So I don’t know if you noticed, Jesus' story didn’t exactly answer the question “who is my neighbour”. Jesus reframed the question we should ask instead.

Initially, before this story the question was “who is my neighbour”, and Jesus doesn’t say who is in and who is out. The point Jesus makes in saying “go and do likewise” is for you to ask, “am I a good neighbour?”[9]

He turns the question on its head. There are no dividing walls between people who we are to show mercy to and who we don’t. We don’t have any excuse. The question is will you help those in front of you, regardless of race, sexuality or whatever.

We may assume it is only natural for us to think this way towards our fellow human beings, but that is not the case. The premise of the Lawyers question is that some people aren’t our neighbours. That we aren’t responsible for caring for everyone around us.

When Princess Diana died, the paparazzi were faced with being charged with a French law for failure to assist a person in danger. They called this the Good Samaritan law, enforcing bystanders to act and come to the aid of people they do not know. The last episode of Seinfeld worked this law into their story. The characters all got locked up in jail for not helping a carjacking that was happening in front of them. Because when that was happening, they were all making jokes of the situation. They end up in prison for their criminal indifference. It’s interesting that some, mostly western societies, have a law like this, enforcing the idea that we should care for those around us.

On the 15th February 1942 John Curtin was at the re-dedicate St. Ninian church in Lyneham. Even though he was an agnostic Curtin said, “The fatherhood of God was closely related to the brotherhood of man”[10]. This sentiment of the “brotherhood of man” was pretty common in the late nineteenth, and early twentieth centuries. It has an enlightenment feel to the idea that we are all comrades and equal and working towards some common goal. But I think in our passage Jesus is talking about the neighbourhood of people[11].

Even if we don’t have some common goal, even if we disagree politically, or religiously we are to care for the other. We are to be a good neighbour to others.

Richard Dawkins thinks all religions, including Christianity, only look after themselves and don’t really look outwards. I’ve read this quote in a sermon before, but In his God Delusion book he says:
Christians seldom realize that much of the moral consideration for others which is apparently promoted by both the Old and New Testaments was originally intended to apply only to a narrowly defined in-group. 'Love thy neighbour' didn't mean what we now think it means. It meant only 'Love another Jew.'
Dawkins doesn’t get that the Good Samaritan was a Samaritan. That is someone from a different group other than the Jews. Dawkins misses the exact meaning of the story.


So where does this all lead us? The Good Samaritan encountered someone in need and help them, and Jesus encourages us to do likewise.

The Lawyer I think didn’t go away self-justified; I think the expansive model Jesus puts forward was too big for him. And it is huge, and it is the ideal, and it is what Jesus did. He rescued us all, regardless of who we are, and so now we can live our the ideal of being a good neighbour to others.

### Provided records
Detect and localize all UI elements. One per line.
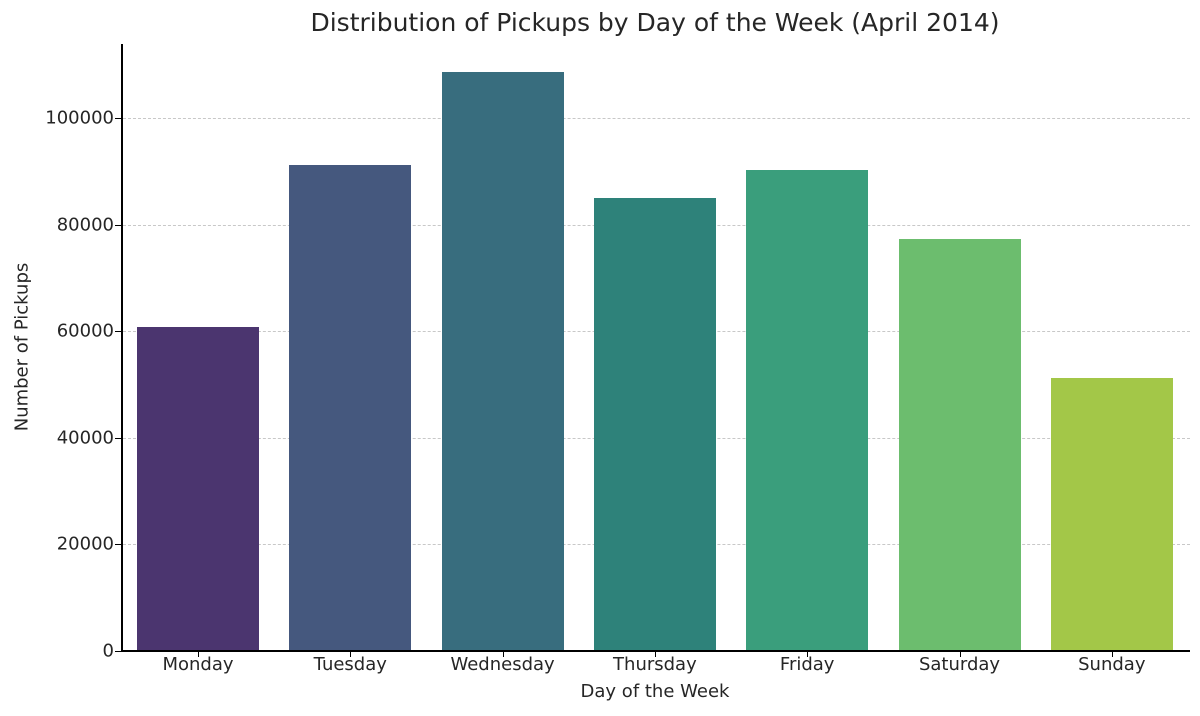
y-tick-label: 20000 bbox=[56, 533, 114, 555]
y-tick bbox=[115, 651, 121, 652]
x-tick-label: Wednesday bbox=[450, 654, 555, 675]
y-tick-label: 60000 bbox=[56, 320, 114, 342]
y-axis-title: Number of Pickups bbox=[11, 262, 33, 432]
x-tick bbox=[654, 652, 656, 657]
bar-wednesday bbox=[441, 71, 564, 651]
chart-title: Distribution of Pickups by Day of the We… bbox=[310, 8, 1000, 37]
y-tick bbox=[115, 544, 121, 546]
y-tick-label: 80000 bbox=[56, 214, 114, 236]
y-tick-label: 100000 bbox=[45, 107, 114, 129]
bar-friday bbox=[746, 169, 869, 651]
y-axis-line bbox=[121, 44, 123, 652]
x-axis-line bbox=[121, 650, 1190, 652]
x-tick-label: Saturday bbox=[918, 654, 1001, 675]
gridline bbox=[123, 118, 1190, 119]
x-tick bbox=[198, 652, 199, 657]
y-tick bbox=[115, 118, 121, 119]
x-tick bbox=[502, 652, 504, 657]
x-tick bbox=[807, 652, 809, 657]
bar-saturday bbox=[898, 239, 1021, 651]
x-tick-label: Thursday bbox=[613, 654, 697, 675]
x-tick-label: Friday bbox=[779, 654, 835, 675]
x-tick-label: Sunday bbox=[1078, 654, 1146, 675]
x-tick bbox=[350, 652, 352, 657]
bar-thursday bbox=[593, 197, 716, 651]
x-tick bbox=[959, 652, 961, 657]
y-tick bbox=[115, 331, 121, 333]
y-tick-label: 0 bbox=[102, 640, 114, 662]
y-tick-label: 40000 bbox=[56, 427, 114, 449]
y-tick bbox=[115, 437, 121, 439]
bar-tuesday bbox=[289, 164, 412, 651]
x-tick bbox=[1111, 652, 1113, 657]
x-axis-title: Day of the Week bbox=[580, 681, 730, 702]
y-tick bbox=[115, 224, 121, 226]
x-tick-label: Monday bbox=[162, 654, 234, 675]
bar-sunday bbox=[1050, 377, 1173, 651]
bar-monday bbox=[137, 326, 259, 651]
x-tick-label: Tuesday bbox=[313, 654, 387, 675]
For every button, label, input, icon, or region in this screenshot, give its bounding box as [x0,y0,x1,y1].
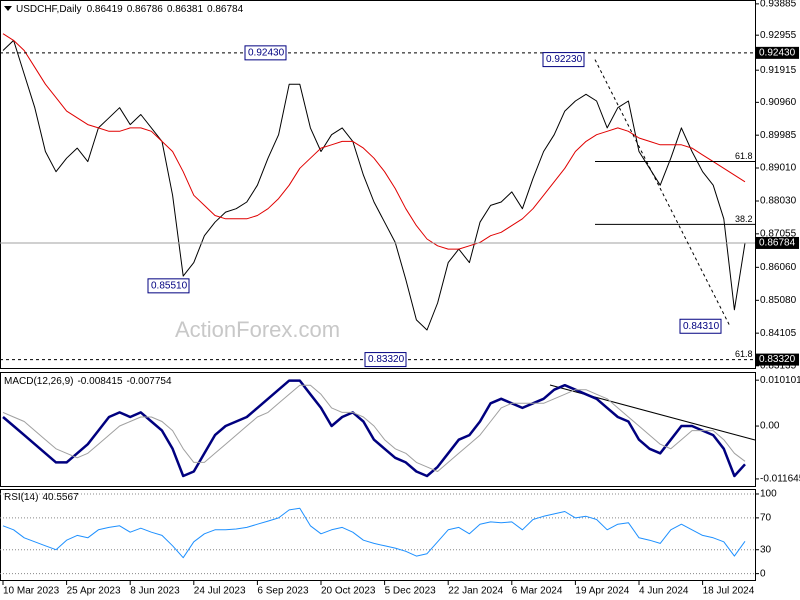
y-tick-label: 0.87055 [760,228,797,239]
fib-label: 61.8 [735,349,753,359]
annotation-label: 0.83320 [368,354,405,365]
y-tick-label: 0.88030 [760,196,797,207]
y-tick-label: 0.010101 [760,375,800,386]
watermark: ActionForex.com [175,317,340,342]
rsi-panel-frame [0,489,756,581]
macd-panel-frame [0,372,756,487]
y-tick-label: 0.89010 [760,163,797,174]
symbol: USDCHF,Daily [16,4,82,15]
close: 0.86784 [207,4,244,15]
y-tick-label: 100 [760,489,777,500]
y-tick-label: 0.93885 [760,0,797,10]
x-tick-label: 25 Apr 2023 [67,586,121,597]
x-tick-label: 24 Jul 2023 [194,586,246,597]
y-tick-label: 0.00 [760,421,780,432]
x-tick-label: 22 Jan 2024 [448,586,503,597]
macd-name: MACD(12,26,9) [4,376,73,387]
y-tick-label: 70 [760,513,772,524]
annotation-box [244,45,287,61]
annotation-box [147,278,190,294]
annotation-label: 0.92430 [248,48,285,59]
y-tick-label: 0.86060 [760,262,797,273]
last-price-box [756,236,799,249]
annotation-label: 0.84310 [683,321,720,332]
y-tick-label: 0 [760,568,766,579]
macd-title: MACD(12,26,9) -0.008415 -0.007754 [4,376,172,387]
high: 0.86786 [127,4,164,15]
level-box [756,46,799,59]
x-tick-label: 18 Jul 2024 [703,586,755,597]
y-tick-label: 0.91915 [760,65,797,76]
y-tick-label: 0.83135 [760,360,797,371]
y-tick-label: 0.84105 [760,328,797,339]
swing-trendline [594,59,731,327]
fib-label: 61.8 [735,151,753,161]
collapse-icon [4,6,12,11]
level-box [756,353,799,366]
y-tick-label: 0.89985 [760,130,797,141]
annotation-label: 0.92230 [546,54,583,65]
y-tick-label: 30 [760,544,772,555]
last-price-label: 0.86784 [759,238,796,249]
price-title: USDCHF,Daily 0.86419 0.86786 0.86381 0.86784 [16,4,244,15]
y-tick-label: 0.85080 [760,295,797,306]
low: 0.86381 [167,4,204,15]
series-line [2,507,746,559]
series-line [2,33,746,250]
level-label: 0.83320 [759,354,796,365]
annotation-label: 0.85510 [151,280,188,291]
fib-label: 38.2 [735,214,753,224]
signal-value: -0.007754 [127,376,172,387]
y-tick-label: 0.92955 [760,30,797,41]
x-tick-label: 10 Mar 2023 [3,586,60,597]
x-tick-label: 20 Oct 2023 [321,586,376,597]
x-tick-label: 19 Apr 2024 [575,586,629,597]
annotation-box [364,352,407,368]
y-tick-label: -0.011645 [760,474,800,485]
x-tick-label: 4 Jun 2024 [639,586,689,597]
price-panel-frame [0,0,756,369]
x-tick-label: 6 Sep 2023 [257,586,309,597]
macd-value: -0.008415 [77,376,122,387]
annotation-box [679,318,722,334]
rsi-title: RSI(14) 40.5567 [4,492,79,503]
x-tick-label: 8 Jun 2023 [130,586,180,597]
series-line [2,384,746,472]
rsi-name: RSI(14) [4,492,38,503]
x-tick-label: 6 Mar 2024 [512,586,563,597]
open: 0.86419 [87,4,124,15]
x-tick-label: 5 Dec 2023 [385,586,437,597]
series-line [2,39,746,331]
y-tick-label: 0.90960 [760,97,797,108]
rsi-value: 40.5567 [42,492,79,503]
annotation-box [542,52,585,68]
series-line [2,379,746,478]
level-label: 0.92430 [759,48,796,59]
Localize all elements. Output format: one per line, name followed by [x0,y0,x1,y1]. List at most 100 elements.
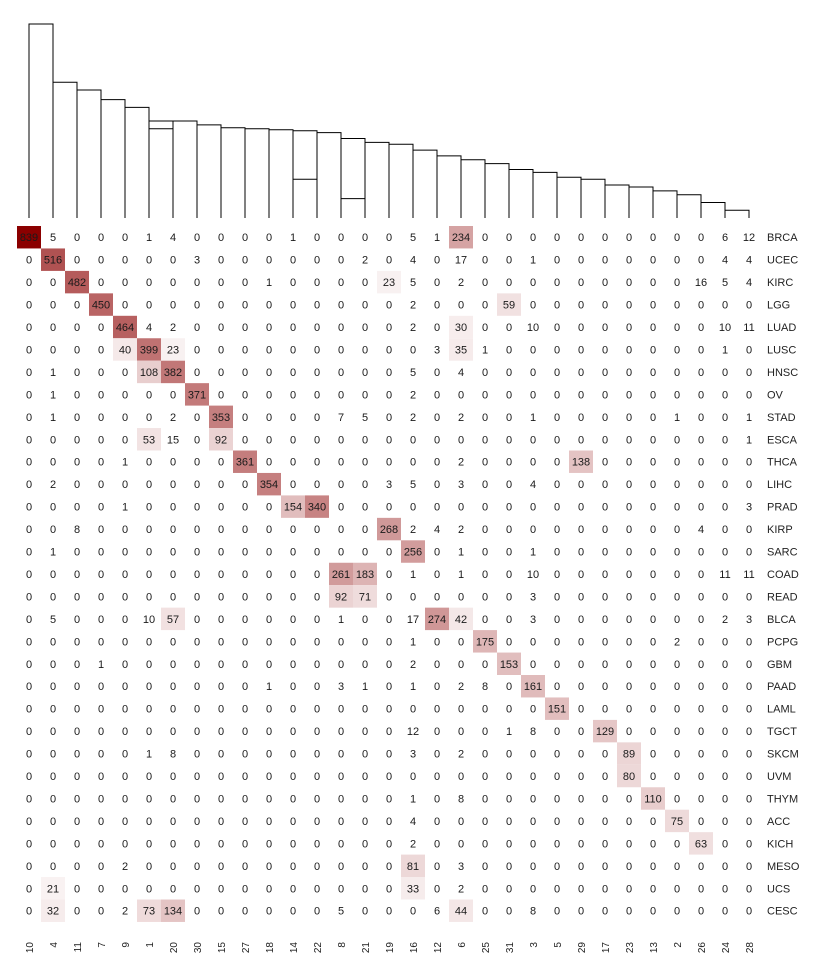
cell-value: 0 [722,816,728,828]
dendrogram-branch [52,81,78,218]
cell-value: 2 [122,861,128,873]
cell-value: 0 [650,816,656,828]
cell-value: 0 [194,838,200,850]
cell-value: 0 [554,906,560,918]
cell-value: 0 [314,434,320,446]
dendrogram-branch [76,89,102,218]
cell-value: 0 [26,412,32,424]
cell-value: 0 [386,547,392,559]
column-label: 12 [433,942,444,954]
cell-value: 4 [746,277,752,289]
cell-value: 16 [695,277,707,289]
cell-value: 0 [530,502,536,514]
column-label: 11 [73,942,84,953]
cell-value: 0 [506,232,512,244]
cell-value: 0 [314,344,320,356]
cell-value: 0 [386,457,392,469]
cell-value: 0 [554,300,560,312]
cell-value: 0 [122,367,128,379]
cell-value: 1 [122,457,128,469]
cell-value: 0 [626,300,632,312]
cell-value: 5 [722,277,728,289]
cell-value: 59 [503,300,515,312]
cell-value: 0 [170,726,176,738]
cell-value: 0 [578,547,584,559]
cell-value: 0 [362,524,368,536]
cell-value: 0 [98,838,104,850]
cell-value: 0 [506,502,512,514]
cell-value: 0 [650,771,656,783]
cell-value: 2 [170,322,176,334]
cell-value: 0 [554,524,560,536]
cell-value: 0 [554,771,560,783]
cell-value: 0 [626,547,632,559]
cell-value: 0 [266,704,272,716]
cell-value: 0 [50,749,56,761]
cell-value: 0 [506,277,512,289]
cell-value: 0 [578,524,584,536]
row-label: OV [767,389,784,401]
cell-value: 1 [746,412,752,424]
cell-value: 0 [218,681,224,693]
cell-value: 0 [746,838,752,850]
cell-value: 0 [362,232,368,244]
cell-value: 0 [170,704,176,716]
cell-value: 0 [674,591,680,603]
cell-value: 0 [626,591,632,603]
cell-value: 0 [506,569,512,581]
cell-value: 0 [602,344,608,356]
column-label: 4 [49,942,60,948]
heatmap-cell [89,293,113,316]
cell-value: 0 [602,659,608,671]
cell-value: 0 [242,816,248,828]
column-label: 20 [169,942,180,954]
cell-value: 0 [554,614,560,626]
cell-value: 8 [170,749,176,761]
row-label: LUAD [767,322,796,334]
heatmap-cell [65,270,89,294]
cell-value: 0 [290,636,296,648]
cell-value: 0 [482,502,488,514]
cell-value: 1 [338,614,344,626]
cell-value: 0 [410,502,416,514]
cell-value: 0 [242,434,248,446]
cell-value: 0 [362,704,368,716]
cell-value: 0 [290,681,296,693]
cell-value: 0 [242,681,248,693]
cell-value: 23 [167,344,179,356]
cell-value: 0 [602,614,608,626]
cell-value: 0 [314,277,320,289]
cell-value: 0 [650,479,656,491]
cell-value: 0 [50,659,56,671]
column-label: 18 [265,942,276,954]
cell-value: 0 [386,816,392,828]
cell-value: 0 [74,906,80,918]
cell-value: 0 [98,749,104,761]
cell-value: 0 [482,322,488,334]
cell-value: 0 [122,300,128,312]
cell-value: 0 [626,681,632,693]
heatmap-cell [617,764,641,788]
heatmap-cell [41,248,65,271]
row-label: KIRC [767,277,793,289]
cell-value: 0 [506,389,512,401]
cell-value: 0 [434,704,440,716]
cell-value: 0 [434,569,440,581]
cell-value: 0 [170,502,176,514]
cell-value: 0 [698,412,704,424]
dendrogram-branch [316,132,342,218]
cell-value: 0 [554,659,560,671]
cell-value: 0 [194,861,200,873]
cell-value: 0 [530,659,536,671]
cell-value: 0 [602,412,608,424]
cell-value: 0 [266,906,272,918]
cell-value: 0 [626,861,632,873]
cell-value: 0 [482,232,488,244]
cell-value: 0 [530,861,536,873]
cell-value: 0 [554,389,560,401]
cell-value: 0 [650,906,656,918]
cell-value: 0 [266,502,272,514]
dendrogram-branch [364,141,390,218]
cell-value: 4 [146,322,152,334]
cell-value: 0 [578,569,584,581]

### Given instruction 1
Output the passage of the sermon excerpt starting at "He turns the" and ending at "everyone around us.", word for word.
### Given instruction 2
Please return the rows starting at the line that contains "y-tick-label: 0.87055 [760,228,797,239]" and ending at the line that contains "annotation-box [147,278,190,294]", both lines included and every line unchanged.
The sermon excerpt and the rows are unrelated to each other.

### Task output 1
He turns the question on its head. There are no dividing walls between people who we are to show mercy to and who we don’t. We don’t have any excuse. The question is will you help those in front of you, regardless of race, sexuality or whatever.

We may assume it is only natural for us to think this way towards our fellow human beings, but that is not the case. The premise of the Lawyers question is that some people aren’t our neighbours. That we aren’t responsible for caring for everyone around us.

### Task output 2
y-tick-label: 0.87055 [760,228,797,239]
fib-label: 61.8 [735,349,753,359]
annotation-label: 0.83320 [368,354,405,365]
y-tick-label: 0.88030 [760,196,797,207]
y-tick-label: 0.010101 [760,375,800,386]
watermark: ActionForex.com [175,317,340,342]
rsi-panel-frame [0,489,756,581]
macd-panel-frame [0,372,756,487]
y-tick-label: 0.89010 [760,163,797,174]
symbol: USDCHF,Daily [16,4,82,15]
close: 0.86784 [207,4,244,15]
y-tick-label: 100 [760,489,777,500]
y-tick-label: 0.93885 [760,0,797,10]
x-tick-label: 25 Apr 2023 [67,586,121,597]
x-tick-label: 24 Jul 2023 [194,586,246,597]
y-tick-label: 0.00 [760,421,780,432]
x-tick-label: 22 Jan 2024 [448,586,503,597]
macd-name: MACD(12,26,9) [4,376,73,387]
y-tick-label: 70 [760,513,772,524]
annotation-box [244,45,287,61]
annotation-box [147,278,190,294]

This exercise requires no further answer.